[start Entries supplied]

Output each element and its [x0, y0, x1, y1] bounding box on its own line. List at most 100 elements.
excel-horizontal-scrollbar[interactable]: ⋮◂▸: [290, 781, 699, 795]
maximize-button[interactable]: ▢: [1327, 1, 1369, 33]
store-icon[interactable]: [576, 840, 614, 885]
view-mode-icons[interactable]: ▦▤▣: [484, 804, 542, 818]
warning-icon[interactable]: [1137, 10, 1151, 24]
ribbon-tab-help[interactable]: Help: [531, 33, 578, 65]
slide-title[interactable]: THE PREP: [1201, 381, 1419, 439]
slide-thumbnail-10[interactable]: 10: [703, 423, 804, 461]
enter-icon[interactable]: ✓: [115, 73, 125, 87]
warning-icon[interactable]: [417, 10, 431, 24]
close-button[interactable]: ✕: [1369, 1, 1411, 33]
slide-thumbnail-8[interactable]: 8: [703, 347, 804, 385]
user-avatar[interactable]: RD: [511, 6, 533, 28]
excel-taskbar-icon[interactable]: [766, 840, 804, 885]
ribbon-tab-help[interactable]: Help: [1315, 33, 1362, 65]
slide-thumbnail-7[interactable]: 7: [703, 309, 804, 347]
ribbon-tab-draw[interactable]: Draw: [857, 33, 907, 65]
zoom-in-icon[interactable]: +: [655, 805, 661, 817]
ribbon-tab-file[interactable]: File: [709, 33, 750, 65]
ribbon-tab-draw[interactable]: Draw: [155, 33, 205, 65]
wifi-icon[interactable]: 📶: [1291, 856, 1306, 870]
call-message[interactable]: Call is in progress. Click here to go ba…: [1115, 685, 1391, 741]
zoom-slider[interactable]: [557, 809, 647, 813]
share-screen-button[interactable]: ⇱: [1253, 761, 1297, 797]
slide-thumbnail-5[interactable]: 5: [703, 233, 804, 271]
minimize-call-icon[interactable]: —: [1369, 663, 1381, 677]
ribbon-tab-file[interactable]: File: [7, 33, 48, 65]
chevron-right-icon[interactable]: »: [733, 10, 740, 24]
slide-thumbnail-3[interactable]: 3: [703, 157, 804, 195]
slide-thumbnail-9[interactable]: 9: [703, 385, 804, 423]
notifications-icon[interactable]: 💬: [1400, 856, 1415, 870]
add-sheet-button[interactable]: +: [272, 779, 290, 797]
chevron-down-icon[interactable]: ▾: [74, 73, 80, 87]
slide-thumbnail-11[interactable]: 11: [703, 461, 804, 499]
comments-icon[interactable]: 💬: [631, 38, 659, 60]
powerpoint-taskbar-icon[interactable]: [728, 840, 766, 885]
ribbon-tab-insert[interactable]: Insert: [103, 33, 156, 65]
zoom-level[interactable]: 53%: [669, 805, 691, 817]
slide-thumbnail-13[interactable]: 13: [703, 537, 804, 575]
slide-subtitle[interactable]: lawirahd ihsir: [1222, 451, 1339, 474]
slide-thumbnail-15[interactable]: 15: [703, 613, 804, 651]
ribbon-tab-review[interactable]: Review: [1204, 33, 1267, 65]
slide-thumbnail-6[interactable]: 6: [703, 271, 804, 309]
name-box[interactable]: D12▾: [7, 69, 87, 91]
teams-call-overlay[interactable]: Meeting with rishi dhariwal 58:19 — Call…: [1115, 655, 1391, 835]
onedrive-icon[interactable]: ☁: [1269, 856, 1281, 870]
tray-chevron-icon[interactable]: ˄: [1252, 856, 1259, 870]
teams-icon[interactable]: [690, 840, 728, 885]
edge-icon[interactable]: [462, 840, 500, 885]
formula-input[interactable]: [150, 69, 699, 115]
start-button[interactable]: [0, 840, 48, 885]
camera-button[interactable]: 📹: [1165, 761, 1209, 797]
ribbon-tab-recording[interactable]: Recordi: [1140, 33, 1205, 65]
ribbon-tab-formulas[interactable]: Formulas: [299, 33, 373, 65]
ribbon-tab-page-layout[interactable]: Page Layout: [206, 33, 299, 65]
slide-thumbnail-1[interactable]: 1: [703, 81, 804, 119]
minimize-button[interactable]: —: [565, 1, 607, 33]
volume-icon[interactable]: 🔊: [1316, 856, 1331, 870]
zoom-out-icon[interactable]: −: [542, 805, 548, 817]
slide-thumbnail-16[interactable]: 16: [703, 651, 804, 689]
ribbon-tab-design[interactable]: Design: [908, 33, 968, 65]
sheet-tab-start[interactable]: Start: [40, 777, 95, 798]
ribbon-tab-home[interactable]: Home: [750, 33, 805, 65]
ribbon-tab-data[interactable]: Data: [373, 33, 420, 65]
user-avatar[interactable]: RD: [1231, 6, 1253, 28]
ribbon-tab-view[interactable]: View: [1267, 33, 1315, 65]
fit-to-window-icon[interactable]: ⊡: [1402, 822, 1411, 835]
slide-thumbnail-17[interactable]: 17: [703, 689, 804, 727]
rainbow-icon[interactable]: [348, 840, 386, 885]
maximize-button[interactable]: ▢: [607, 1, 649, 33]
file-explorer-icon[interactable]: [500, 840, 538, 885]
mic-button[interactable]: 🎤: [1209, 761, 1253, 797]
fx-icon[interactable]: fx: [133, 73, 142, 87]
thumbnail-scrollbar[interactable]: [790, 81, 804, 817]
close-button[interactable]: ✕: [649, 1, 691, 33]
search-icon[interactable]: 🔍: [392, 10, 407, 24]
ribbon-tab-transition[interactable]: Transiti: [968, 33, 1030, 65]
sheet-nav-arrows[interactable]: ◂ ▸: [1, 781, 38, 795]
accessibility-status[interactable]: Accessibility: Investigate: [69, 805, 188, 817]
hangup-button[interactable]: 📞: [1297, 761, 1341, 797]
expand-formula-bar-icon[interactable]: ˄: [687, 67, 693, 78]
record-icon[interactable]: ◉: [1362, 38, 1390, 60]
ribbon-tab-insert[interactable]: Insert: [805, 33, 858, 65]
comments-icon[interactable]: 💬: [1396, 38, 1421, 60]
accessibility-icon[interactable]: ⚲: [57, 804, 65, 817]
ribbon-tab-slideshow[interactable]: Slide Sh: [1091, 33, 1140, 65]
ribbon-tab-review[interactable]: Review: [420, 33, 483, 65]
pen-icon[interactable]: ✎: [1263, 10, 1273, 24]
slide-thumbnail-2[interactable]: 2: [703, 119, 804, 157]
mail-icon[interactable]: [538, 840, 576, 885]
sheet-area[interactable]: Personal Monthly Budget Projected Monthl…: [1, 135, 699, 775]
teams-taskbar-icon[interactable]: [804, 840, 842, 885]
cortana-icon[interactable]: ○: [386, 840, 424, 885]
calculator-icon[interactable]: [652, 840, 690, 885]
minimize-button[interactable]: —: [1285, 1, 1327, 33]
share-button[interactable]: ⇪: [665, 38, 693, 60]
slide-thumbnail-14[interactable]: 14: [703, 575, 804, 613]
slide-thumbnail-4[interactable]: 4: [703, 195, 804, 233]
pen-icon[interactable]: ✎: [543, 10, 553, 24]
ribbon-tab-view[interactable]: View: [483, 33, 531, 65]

[end Entries supplied]

* [Work to be completed]:
Copy every line of the material above, word for word and in the same order.

* [Reply]:
Output each element and its [x0, y0, x1, y1] bounding box on its own line. List at most 100 elements.
excel-horizontal-scrollbar[interactable]: ⋮◂▸: [290, 781, 699, 795]
maximize-button[interactable]: ▢: [1327, 1, 1369, 33]
store-icon[interactable]: [576, 840, 614, 885]
view-mode-icons[interactable]: ▦▤▣: [484, 804, 542, 818]
warning-icon[interactable]: [1137, 10, 1151, 24]
ribbon-tab-help[interactable]: Help: [531, 33, 578, 65]
slide-title[interactable]: THE PREP: [1201, 381, 1419, 439]
slide-thumbnail-10[interactable]: 10: [703, 423, 804, 461]
enter-icon[interactable]: ✓: [115, 73, 125, 87]
warning-icon[interactable]: [417, 10, 431, 24]
close-button[interactable]: ✕: [1369, 1, 1411, 33]
slide-thumbnail-8[interactable]: 8: [703, 347, 804, 385]
user-avatar[interactable]: RD: [511, 6, 533, 28]
excel-taskbar-icon[interactable]: [766, 840, 804, 885]
ribbon-tab-help[interactable]: Help: [1315, 33, 1362, 65]
slide-thumbnail-7[interactable]: 7: [703, 309, 804, 347]
ribbon-tab-draw[interactable]: Draw: [857, 33, 907, 65]
zoom-in-icon[interactable]: +: [655, 805, 661, 817]
ribbon-tab-file[interactable]: File: [709, 33, 750, 65]
ribbon-tab-draw[interactable]: Draw: [155, 33, 205, 65]
wifi-icon[interactable]: 📶: [1291, 856, 1306, 870]
call-message[interactable]: Call is in progress. Click here to go ba…: [1115, 685, 1391, 741]
zoom-slider[interactable]: [557, 809, 647, 813]
share-screen-button[interactable]: ⇱: [1253, 761, 1297, 797]
slide-thumbnail-5[interactable]: 5: [703, 233, 804, 271]
minimize-call-icon[interactable]: —: [1369, 663, 1381, 677]
ribbon-tab-file[interactable]: File: [7, 33, 48, 65]
chevron-right-icon[interactable]: »: [733, 10, 740, 24]
slide-thumbnail-3[interactable]: 3: [703, 157, 804, 195]
slide-thumbnail-9[interactable]: 9: [703, 385, 804, 423]
notifications-icon[interactable]: 💬: [1400, 856, 1415, 870]
add-sheet-button[interactable]: +: [272, 779, 290, 797]
chevron-down-icon[interactable]: ▾: [74, 73, 80, 87]
slide-thumbnail-11[interactable]: 11: [703, 461, 804, 499]
comments-icon[interactable]: 💬: [631, 38, 659, 60]
powerpoint-taskbar-icon[interactable]: [728, 840, 766, 885]
ribbon-tab-insert[interactable]: Insert: [103, 33, 156, 65]
zoom-level[interactable]: 53%: [669, 805, 691, 817]
slide-thumbnail-13[interactable]: 13: [703, 537, 804, 575]
slide-subtitle[interactable]: lawirahd ihsir: [1222, 451, 1339, 474]
slide-thumbnail-15[interactable]: 15: [703, 613, 804, 651]
ribbon-tab-review[interactable]: Review: [1204, 33, 1267, 65]
slide-thumbnail-6[interactable]: 6: [703, 271, 804, 309]
name-box[interactable]: D12▾: [7, 69, 87, 91]
teams-call-overlay[interactable]: Meeting with rishi dhariwal 58:19 — Call…: [1115, 655, 1391, 835]
onedrive-icon[interactable]: ☁: [1269, 856, 1281, 870]
tray-chevron-icon[interactable]: ˄: [1252, 856, 1259, 870]
teams-icon[interactable]: [690, 840, 728, 885]
edge-icon[interactable]: [462, 840, 500, 885]
formula-input[interactable]: [150, 69, 699, 115]
start-button[interactable]: [0, 840, 48, 885]
camera-button[interactable]: 📹: [1165, 761, 1209, 797]
ribbon-tab-recording[interactable]: Recordi: [1140, 33, 1205, 65]
ribbon-tab-formulas[interactable]: Formulas: [299, 33, 373, 65]
ribbon-tab-page-layout[interactable]: Page Layout: [206, 33, 299, 65]
slide-thumbnail-1[interactable]: 1: [703, 81, 804, 119]
minimize-button[interactable]: —: [565, 1, 607, 33]
volume-icon[interactable]: 🔊: [1316, 856, 1331, 870]
zoom-out-icon[interactable]: −: [542, 805, 548, 817]
slide-thumbnail-16[interactable]: 16: [703, 651, 804, 689]
ribbon-tab-design[interactable]: Design: [908, 33, 968, 65]
sheet-tab-start[interactable]: Start: [40, 777, 95, 798]
ribbon-tab-home[interactable]: Home: [750, 33, 805, 65]
ribbon-tab-data[interactable]: Data: [373, 33, 420, 65]
user-avatar[interactable]: RD: [1231, 6, 1253, 28]
ribbon-tab-view[interactable]: View: [1267, 33, 1315, 65]
fit-to-window-icon[interactable]: ⊡: [1402, 822, 1411, 835]
slide-thumbnail-17[interactable]: 17: [703, 689, 804, 727]
rainbow-icon[interactable]: [348, 840, 386, 885]
maximize-button[interactable]: ▢: [607, 1, 649, 33]
file-explorer-icon[interactable]: [500, 840, 538, 885]
mic-button[interactable]: 🎤: [1209, 761, 1253, 797]
fx-icon[interactable]: fx: [133, 73, 142, 87]
thumbnail-scrollbar[interactable]: [790, 81, 804, 817]
close-button[interactable]: ✕: [649, 1, 691, 33]
search-icon[interactable]: 🔍: [392, 10, 407, 24]
ribbon-tab-transition[interactable]: Transiti: [968, 33, 1030, 65]
sheet-nav-arrows[interactable]: ◂ ▸: [1, 781, 38, 795]
accessibility-status[interactable]: Accessibility: Investigate: [69, 805, 188, 817]
hangup-button[interactable]: 📞: [1297, 761, 1341, 797]
expand-formula-bar-icon[interactable]: ˄: [687, 67, 693, 78]
record-icon[interactable]: ◉: [1362, 38, 1390, 60]
ribbon-tab-insert[interactable]: Insert: [805, 33, 858, 65]
comments-icon[interactable]: 💬: [1396, 38, 1421, 60]
accessibility-icon[interactable]: ⚲: [57, 804, 65, 817]
ribbon-tab-slideshow[interactable]: Slide Sh: [1091, 33, 1140, 65]
ribbon-tab-review[interactable]: Review: [420, 33, 483, 65]
pen-icon[interactable]: ✎: [1263, 10, 1273, 24]
slide-thumbnail-2[interactable]: 2: [703, 119, 804, 157]
mail-icon[interactable]: [538, 840, 576, 885]
sheet-area[interactable]: Personal Monthly Budget Projected Monthl…: [1, 135, 699, 775]
teams-taskbar-icon[interactable]: [804, 840, 842, 885]
cortana-icon[interactable]: ○: [386, 840, 424, 885]
calculator-icon[interactable]: [652, 840, 690, 885]
minimize-button[interactable]: —: [1285, 1, 1327, 33]
share-button[interactable]: ⇪: [665, 38, 693, 60]
slide-thumbnail-14[interactable]: 14: [703, 575, 804, 613]
slide-thumbnail-4[interactable]: 4: [703, 195, 804, 233]
pen-icon[interactable]: ✎: [543, 10, 553, 24]
ribbon-tab-view[interactable]: View: [483, 33, 531, 65]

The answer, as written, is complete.